Data records:
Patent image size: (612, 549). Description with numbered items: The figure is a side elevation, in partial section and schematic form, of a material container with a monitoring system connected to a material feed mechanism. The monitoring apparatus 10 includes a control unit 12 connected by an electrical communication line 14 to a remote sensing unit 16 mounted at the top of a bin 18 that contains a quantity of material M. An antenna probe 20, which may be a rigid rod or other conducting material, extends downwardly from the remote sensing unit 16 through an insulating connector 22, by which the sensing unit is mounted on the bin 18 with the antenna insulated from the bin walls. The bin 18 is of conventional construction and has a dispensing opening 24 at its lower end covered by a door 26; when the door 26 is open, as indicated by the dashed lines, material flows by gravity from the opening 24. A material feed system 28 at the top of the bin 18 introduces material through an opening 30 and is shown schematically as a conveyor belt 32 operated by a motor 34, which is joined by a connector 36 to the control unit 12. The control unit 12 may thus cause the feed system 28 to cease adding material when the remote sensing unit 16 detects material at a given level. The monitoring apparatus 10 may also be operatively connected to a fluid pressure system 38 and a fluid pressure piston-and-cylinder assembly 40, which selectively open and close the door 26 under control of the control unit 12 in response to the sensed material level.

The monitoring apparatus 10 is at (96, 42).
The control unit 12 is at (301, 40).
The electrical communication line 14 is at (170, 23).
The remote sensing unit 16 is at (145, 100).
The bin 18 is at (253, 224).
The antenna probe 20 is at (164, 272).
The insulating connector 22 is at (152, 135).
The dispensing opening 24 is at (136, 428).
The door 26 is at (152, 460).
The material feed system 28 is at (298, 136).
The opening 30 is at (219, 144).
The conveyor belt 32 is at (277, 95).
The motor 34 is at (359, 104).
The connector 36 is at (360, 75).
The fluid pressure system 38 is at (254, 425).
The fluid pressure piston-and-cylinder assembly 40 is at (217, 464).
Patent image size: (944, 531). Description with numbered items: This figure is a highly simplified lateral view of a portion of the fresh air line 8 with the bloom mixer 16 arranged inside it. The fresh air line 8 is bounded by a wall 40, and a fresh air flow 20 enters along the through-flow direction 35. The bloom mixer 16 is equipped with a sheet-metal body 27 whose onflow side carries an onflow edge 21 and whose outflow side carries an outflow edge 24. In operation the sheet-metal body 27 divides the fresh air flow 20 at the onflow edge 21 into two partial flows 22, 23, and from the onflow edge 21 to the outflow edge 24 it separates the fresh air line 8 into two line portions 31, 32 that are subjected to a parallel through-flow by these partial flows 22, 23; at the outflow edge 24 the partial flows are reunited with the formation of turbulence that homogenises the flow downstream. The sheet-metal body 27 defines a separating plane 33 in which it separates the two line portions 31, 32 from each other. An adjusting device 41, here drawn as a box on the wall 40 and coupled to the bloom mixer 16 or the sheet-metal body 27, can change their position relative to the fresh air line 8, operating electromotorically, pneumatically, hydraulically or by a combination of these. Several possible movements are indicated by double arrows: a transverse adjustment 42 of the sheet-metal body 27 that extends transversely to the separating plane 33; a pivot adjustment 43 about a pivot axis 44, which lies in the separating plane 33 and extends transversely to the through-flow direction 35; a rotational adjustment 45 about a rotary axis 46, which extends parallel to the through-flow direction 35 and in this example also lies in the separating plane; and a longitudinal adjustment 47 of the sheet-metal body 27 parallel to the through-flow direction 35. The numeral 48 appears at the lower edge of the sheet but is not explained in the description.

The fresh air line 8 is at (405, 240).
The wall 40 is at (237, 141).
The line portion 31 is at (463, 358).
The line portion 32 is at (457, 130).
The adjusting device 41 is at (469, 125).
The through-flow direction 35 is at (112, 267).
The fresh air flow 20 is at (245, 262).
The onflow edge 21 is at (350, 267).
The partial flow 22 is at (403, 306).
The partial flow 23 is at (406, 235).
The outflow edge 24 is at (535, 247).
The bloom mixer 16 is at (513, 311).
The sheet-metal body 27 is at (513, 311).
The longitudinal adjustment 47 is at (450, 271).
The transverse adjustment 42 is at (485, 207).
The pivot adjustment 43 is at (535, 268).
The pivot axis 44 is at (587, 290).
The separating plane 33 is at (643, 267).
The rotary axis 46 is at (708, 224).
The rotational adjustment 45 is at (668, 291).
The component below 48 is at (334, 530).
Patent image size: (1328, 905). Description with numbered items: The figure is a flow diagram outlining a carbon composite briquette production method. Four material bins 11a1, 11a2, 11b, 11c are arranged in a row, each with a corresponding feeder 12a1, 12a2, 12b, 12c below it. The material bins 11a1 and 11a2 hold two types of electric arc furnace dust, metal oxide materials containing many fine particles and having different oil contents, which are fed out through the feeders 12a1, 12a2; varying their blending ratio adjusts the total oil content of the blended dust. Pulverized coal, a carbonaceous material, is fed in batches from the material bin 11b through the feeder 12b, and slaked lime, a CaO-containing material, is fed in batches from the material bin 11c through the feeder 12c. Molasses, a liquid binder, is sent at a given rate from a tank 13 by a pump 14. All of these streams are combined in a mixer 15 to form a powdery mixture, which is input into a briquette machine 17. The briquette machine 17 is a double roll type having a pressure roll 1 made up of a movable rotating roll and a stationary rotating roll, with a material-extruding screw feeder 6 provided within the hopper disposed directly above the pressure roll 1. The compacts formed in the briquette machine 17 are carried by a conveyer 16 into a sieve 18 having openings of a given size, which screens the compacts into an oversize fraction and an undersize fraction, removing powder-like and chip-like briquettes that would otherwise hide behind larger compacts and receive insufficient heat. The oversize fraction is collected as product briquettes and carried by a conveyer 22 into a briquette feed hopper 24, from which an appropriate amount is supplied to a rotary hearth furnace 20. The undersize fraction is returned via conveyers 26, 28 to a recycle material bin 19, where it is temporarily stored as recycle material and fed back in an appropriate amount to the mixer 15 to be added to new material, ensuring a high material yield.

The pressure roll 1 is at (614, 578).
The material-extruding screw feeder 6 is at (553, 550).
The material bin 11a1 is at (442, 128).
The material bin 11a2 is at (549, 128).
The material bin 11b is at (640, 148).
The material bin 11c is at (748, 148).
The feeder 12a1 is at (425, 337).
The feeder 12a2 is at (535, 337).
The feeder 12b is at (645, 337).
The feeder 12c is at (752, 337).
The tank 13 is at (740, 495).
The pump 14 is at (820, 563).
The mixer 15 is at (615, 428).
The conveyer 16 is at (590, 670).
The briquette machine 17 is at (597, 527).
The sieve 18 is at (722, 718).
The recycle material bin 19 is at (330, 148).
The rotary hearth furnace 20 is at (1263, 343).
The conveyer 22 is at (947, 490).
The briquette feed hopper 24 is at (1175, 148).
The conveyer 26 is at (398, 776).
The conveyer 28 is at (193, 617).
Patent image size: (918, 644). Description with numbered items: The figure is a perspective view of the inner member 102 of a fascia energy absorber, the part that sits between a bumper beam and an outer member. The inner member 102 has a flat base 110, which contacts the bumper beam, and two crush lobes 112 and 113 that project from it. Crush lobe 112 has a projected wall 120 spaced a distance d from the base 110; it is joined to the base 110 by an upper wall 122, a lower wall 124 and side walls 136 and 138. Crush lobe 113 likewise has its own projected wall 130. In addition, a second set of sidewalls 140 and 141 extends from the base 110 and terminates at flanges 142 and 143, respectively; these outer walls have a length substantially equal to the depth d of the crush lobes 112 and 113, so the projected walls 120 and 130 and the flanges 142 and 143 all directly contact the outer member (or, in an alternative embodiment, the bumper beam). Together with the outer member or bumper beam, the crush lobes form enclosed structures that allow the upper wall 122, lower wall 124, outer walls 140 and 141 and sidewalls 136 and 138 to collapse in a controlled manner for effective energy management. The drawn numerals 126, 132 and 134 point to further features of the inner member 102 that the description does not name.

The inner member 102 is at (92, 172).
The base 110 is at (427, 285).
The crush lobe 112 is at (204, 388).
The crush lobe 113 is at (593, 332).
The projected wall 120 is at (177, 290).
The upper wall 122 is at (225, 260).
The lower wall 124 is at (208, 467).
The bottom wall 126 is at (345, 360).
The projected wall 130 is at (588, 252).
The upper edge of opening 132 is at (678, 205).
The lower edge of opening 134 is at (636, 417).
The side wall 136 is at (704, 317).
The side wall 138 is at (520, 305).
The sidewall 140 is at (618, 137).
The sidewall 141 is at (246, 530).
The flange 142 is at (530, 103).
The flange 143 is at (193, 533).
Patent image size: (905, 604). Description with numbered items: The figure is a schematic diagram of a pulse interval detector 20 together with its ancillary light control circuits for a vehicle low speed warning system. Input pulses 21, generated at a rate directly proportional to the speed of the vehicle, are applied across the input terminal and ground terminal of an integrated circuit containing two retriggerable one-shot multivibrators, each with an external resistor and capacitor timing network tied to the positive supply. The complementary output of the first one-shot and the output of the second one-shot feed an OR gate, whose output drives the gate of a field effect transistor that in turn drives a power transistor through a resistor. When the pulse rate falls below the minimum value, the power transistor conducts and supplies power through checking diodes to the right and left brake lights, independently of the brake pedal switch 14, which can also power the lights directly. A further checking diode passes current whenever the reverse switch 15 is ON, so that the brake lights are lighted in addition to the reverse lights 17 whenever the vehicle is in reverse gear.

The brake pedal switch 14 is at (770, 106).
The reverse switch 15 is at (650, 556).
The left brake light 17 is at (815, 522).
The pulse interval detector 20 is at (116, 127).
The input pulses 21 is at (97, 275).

Exercise aim
Copy out the lines of the data from the line with "Patent image size: (918, 644)." to the line with "The flange 143 is at (193, 533).", keeping each one unchanged.

Answer for the task
Patent image size: (918, 644). Description with numbered items: The figure is a perspective view of the inner member 102 of a fascia energy absorber, the part that sits between a bumper beam and an outer member. The inner member 102 has a flat base 110, which contacts the bumper beam, and two crush lobes 112 and 113 that project from it. Crush lobe 112 has a projected wall 120 spaced a distance d from the base 110; it is joined to the base 110 by an upper wall 122, a lower wall 124 and side walls 136 and 138. Crush lobe 113 likewise has its own projected wall 130. In addition, a second set of sidewalls 140 and 141 extends from the base 110 and terminates at flanges 142 and 143, respectively; these outer walls have a length substantially equal to the depth d of the crush lobes 112 and 113, so the projected walls 120 and 130 and the flanges 142 and 143 all directly contact the outer member (or, in an alternative embodiment, the bumper beam). Together with the outer member or bumper beam, the crush lobes form enclosed structures that allow the upper wall 122, lower wall 124, outer walls 140 and 141 and sidewalls 136 and 138 to collapse in a controlled manner for effective energy management. The drawn numerals 126, 132 and 134 point to further features of the inner member 102 that the description does not name.

The inner member 102 is at (92, 172).
The base 110 is at (427, 285).
The crush lobe 112 is at (204, 388).
The crush lobe 113 is at (593, 332).
The projected wall 120 is at (177, 290).
The upper wall 122 is at (225, 260).
The lower wall 124 is at (208, 467).
The bottom wall 126 is at (345, 360).
The projected wall 130 is at (588, 252).
The upper edge of opening 132 is at (678, 205).
The lower edge of opening 134 is at (636, 417).
The side wall 136 is at (704, 317).
The side wall 138 is at (520, 305).
The sidewall 140 is at (618, 137).
The sidewall 141 is at (246, 530).
The flange 142 is at (530, 103).
The flange 143 is at (193, 533).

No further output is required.